- **PROBLEM TO WORK ON**: Continue the article on the rent-to-own price cap from the point at which it ends.

Proposals to cap the cost of goods purchased such as fridges and cookers through rent-to-own providers have been confirmed by the Financial Conduct Authority (FCA).
From April 1, 2019, the regulator will limit the interest customers pay on the products to 100 percent of the amount borrowed.
Currently, in some cases, rent-to-own consumers are paying in total more than four times the retail price of some goods.
The price cap will mean that if a fridge costs £300, customers will pay no more than £600 in total, including the cost of credit.
The move also introduces a requirement on firms to benchmark base prices (including delivery and installation) against the prices charged by three mainstream retailers.
It also prevents firms increasing their prices for insurance premiums, such as theft and accidental damage cover, extended warranties, or arrears charges, to recoup lost revenue from the price cap.
Christopher Woolard, executive director of strategy and competition at the FCA said: “The actions we are taking today build on our wider work on high-cost credit and will save some of the most vulnerable consumers in the UK millions of pounds.
“This price cap has been designed to target some of the most excessive prices in the rent-to-own market. The measures come into force from 1 April and we will be keeping a close watch on firms’ compliance. We will review the impact of the price cap in 2020 and if further work is needed to protect these customers we are prepared to intervene again.”

(Source records)
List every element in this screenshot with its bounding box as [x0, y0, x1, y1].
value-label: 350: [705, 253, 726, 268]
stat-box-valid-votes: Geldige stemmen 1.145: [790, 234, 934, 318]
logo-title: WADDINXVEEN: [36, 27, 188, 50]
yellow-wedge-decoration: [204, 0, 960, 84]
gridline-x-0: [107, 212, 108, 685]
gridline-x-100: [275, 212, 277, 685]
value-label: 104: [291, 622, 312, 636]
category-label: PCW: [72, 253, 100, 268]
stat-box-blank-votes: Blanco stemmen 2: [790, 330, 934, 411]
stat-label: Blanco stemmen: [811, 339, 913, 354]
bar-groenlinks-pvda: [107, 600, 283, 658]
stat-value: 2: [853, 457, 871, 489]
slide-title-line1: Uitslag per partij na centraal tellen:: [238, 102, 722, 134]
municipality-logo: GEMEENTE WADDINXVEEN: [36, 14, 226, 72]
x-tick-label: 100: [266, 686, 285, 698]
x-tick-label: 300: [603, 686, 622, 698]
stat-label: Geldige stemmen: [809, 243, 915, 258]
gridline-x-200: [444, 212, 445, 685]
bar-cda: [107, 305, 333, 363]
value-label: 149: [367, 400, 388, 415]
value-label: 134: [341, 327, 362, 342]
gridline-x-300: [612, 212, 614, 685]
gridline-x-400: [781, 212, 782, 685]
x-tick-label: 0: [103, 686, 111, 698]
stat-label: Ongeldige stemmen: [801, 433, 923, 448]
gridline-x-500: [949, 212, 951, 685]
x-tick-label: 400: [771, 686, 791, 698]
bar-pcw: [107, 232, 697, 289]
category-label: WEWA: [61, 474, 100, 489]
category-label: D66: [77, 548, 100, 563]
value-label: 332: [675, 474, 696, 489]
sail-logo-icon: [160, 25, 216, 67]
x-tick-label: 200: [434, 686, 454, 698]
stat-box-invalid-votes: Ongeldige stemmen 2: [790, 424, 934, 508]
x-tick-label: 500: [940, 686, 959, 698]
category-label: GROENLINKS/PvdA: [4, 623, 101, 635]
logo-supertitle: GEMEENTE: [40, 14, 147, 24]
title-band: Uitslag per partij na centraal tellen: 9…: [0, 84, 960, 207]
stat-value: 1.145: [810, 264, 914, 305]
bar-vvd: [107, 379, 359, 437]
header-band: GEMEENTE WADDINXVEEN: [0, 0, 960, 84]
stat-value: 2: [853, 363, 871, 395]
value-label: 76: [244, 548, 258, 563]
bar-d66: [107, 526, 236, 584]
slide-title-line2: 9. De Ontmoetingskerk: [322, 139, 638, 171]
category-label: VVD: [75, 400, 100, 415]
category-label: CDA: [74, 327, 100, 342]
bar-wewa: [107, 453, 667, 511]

- **OUTPUT FOR THIS TASK**:
A spokesperson for BrightHouse, the largest rent-to-own provider in the UK, said: “We remain committed to offering our customers, who are excluded from mainstream credit, great service and the best prices possible for the products they require. Over the coming months we will fully implement the changes that have been confirmed today.”
The FCA said it will carry out a further review to assess the impact of the price cap, which will take place in April 2020.
Peter Tutton, head of policy at StepChange Debt Charity, said: “We welcome the fact that the price cap will apply both to the cost of credit and to the underlying cost of goods that can make these agreements expensive, even compared to other types of high cost credit.
“However, rent to own and other high cost credit will continue to put a strain on low income households who have little choice but using credit to pay for essential goods. So we are pleased that the government is looking at the feasibility of a no interest loans scheme for the most hard-pressed households. This important intervention by the FCA still needs to be accompanied by better affordable alternatives to rent to own.”